### Material provided
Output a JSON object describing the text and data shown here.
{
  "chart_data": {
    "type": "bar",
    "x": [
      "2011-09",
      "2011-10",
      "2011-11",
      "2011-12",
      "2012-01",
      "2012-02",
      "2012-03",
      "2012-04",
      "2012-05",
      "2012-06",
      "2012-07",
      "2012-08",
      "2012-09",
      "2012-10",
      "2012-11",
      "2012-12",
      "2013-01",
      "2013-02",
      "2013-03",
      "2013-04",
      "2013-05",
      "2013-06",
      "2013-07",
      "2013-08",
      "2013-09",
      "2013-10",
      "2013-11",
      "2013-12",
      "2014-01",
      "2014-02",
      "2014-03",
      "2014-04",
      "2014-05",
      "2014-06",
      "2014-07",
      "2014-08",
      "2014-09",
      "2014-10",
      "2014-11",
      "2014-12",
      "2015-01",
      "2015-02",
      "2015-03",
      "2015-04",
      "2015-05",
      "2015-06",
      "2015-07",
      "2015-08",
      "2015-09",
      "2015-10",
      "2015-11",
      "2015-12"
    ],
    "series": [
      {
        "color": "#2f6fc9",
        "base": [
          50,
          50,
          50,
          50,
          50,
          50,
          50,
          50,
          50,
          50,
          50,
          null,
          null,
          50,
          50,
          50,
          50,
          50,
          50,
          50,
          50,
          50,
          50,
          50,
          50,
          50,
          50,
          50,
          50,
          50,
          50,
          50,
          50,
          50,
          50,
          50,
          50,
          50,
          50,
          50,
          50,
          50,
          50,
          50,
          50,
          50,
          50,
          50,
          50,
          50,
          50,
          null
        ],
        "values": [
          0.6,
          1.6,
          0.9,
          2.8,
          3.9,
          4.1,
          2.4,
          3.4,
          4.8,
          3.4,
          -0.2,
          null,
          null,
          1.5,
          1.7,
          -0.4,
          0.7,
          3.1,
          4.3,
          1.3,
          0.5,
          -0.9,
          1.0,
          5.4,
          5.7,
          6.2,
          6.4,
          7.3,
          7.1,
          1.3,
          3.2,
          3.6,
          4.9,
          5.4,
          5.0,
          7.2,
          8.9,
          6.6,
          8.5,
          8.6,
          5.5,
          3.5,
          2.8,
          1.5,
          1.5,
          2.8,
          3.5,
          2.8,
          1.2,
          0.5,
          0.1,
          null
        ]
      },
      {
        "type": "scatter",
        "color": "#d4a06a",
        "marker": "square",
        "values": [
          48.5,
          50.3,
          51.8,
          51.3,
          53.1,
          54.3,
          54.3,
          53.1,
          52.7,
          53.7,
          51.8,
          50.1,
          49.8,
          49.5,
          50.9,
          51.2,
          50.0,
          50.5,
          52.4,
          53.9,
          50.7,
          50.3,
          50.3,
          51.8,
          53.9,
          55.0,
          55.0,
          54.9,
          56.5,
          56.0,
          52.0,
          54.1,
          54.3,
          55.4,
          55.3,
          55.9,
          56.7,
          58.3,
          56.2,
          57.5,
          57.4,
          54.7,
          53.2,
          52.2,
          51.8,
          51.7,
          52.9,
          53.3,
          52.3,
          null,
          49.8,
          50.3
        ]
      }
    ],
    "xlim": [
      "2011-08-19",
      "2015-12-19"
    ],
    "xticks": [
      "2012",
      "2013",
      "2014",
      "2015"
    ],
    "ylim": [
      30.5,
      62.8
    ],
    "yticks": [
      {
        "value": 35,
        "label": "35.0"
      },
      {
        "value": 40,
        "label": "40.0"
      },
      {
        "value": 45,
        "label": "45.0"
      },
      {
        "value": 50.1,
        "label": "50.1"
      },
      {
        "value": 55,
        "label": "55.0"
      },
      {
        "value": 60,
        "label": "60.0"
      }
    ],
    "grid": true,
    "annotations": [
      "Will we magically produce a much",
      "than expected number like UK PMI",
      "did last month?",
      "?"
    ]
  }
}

### Given task
Return the listing above in its exact form.

### Task solution
Output a JSON object describing the text and data shown here.
{
  "chart_data": {
    "type": "bar",
    "x": [
      "2011-09",
      "2011-10",
      "2011-11",
      "2011-12",
      "2012-01",
      "2012-02",
      "2012-03",
      "2012-04",
      "2012-05",
      "2012-06",
      "2012-07",
      "2012-08",
      "2012-09",
      "2012-10",
      "2012-11",
      "2012-12",
      "2013-01",
      "2013-02",
      "2013-03",
      "2013-04",
      "2013-05",
      "2013-06",
      "2013-07",
      "2013-08",
      "2013-09",
      "2013-10",
      "2013-11",
      "2013-12",
      "2014-01",
      "2014-02",
      "2014-03",
      "2014-04",
      "2014-05",
      "2014-06",
      "2014-07",
      "2014-08",
      "2014-09",
      "2014-10",
      "2014-11",
      "2014-12",
      "2015-01",
      "2015-02",
      "2015-03",
      "2015-04",
      "2015-05",
      "2015-06",
      "2015-07",
      "2015-08",
      "2015-09",
      "2015-10",
      "2015-11",
      "2015-12"
    ],
    "series": [
      {
        "color": "#2f6fc9",
        "base": [
          50,
          50,
          50,
          50,
          50,
          50,
          50,
          50,
          50,
          50,
          50,
          null,
          null,
          50,
          50,
          50,
          50,
          50,
          50,
          50,
          50,
          50,
          50,
          50,
          50,
          50,
          50,
          50,
          50,
          50,
          50,
          50,
          50,
          50,
          50,
          50,
          50,
          50,
          50,
          50,
          50,
          50,
          50,
          50,
          50,
          50,
          50,
          50,
          50,
          50,
          50,
          null
        ],
        "values": [
          0.6,
          1.6,
          0.9,
          2.8,
          3.9,
          4.1,
          2.4,
          3.4,
          4.8,
          3.4,
          -0.2,
          null,
          null,
          1.5,
          1.7,
          -0.4,
          0.7,
          3.1,
          4.3,
          1.3,
          0.5,
          -0.9,
          1.0,
          5.4,
          5.7,
          6.2,
          6.4,
          7.3,
          7.1,
          1.3,
          3.2,
          3.6,
          4.9,
          5.4,
          5.0,
          7.2,
          8.9,
          6.6,
          8.5,
          8.6,
          5.5,
          3.5,
          2.8,
          1.5,
          1.5,
          2.8,
          3.5,
          2.8,
          1.2,
          0.5,
          0.1,
          null
        ]
      },
      {
        "type": "scatter",
        "color": "#d4a06a",
        "marker": "square",
        "values": [
          48.5,
          50.3,
          51.8,
          51.3,
          53.1,
          54.3,
          54.3,
          53.1,
          52.7,
          53.7,
          51.8,
          50.1,
          49.8,
          49.5,
          50.9,
          51.2,
          50.0,
          50.5,
          52.4,
          53.9,
          50.7,
          50.3,
          50.3,
          51.8,
          53.9,
          55.0,
          55.0,
          54.9,
          56.5,
          56.0,
          52.0,
          54.1,
          54.3,
          55.4,
          55.3,
          55.9,
          56.7,
          58.3,
          56.2,
          57.5,
          57.4,
          54.7,
          53.2,
          52.2,
          51.8,
          51.7,
          52.9,
          53.3,
          52.3,
          null,
          49.8,
          50.3
        ]
      }
    ],
    "xlim": [
      "2011-08-19",
      "2015-12-19"
    ],
    "xticks": [
      "2012",
      "2013",
      "2014",
      "2015"
    ],
    "ylim": [
      30.5,
      62.8
    ],
    "yticks": [
      {
        "value": 35,
        "label": "35.0"
      },
      {
        "value": 40,
        "label": "40.0"
      },
      {
        "value": 45,
        "label": "45.0"
      },
      {
        "value": 50.1,
        "label": "50.1"
      },
      {
        "value": 55,
        "label": "55.0"
      },
      {
        "value": 60,
        "label": "60.0"
      }
    ],
    "grid": true,
    "annotations": [
      "Will we magically produce a much",
      "than expected number like UK PMI",
      "did last month?",
      "?"
    ]
  }
}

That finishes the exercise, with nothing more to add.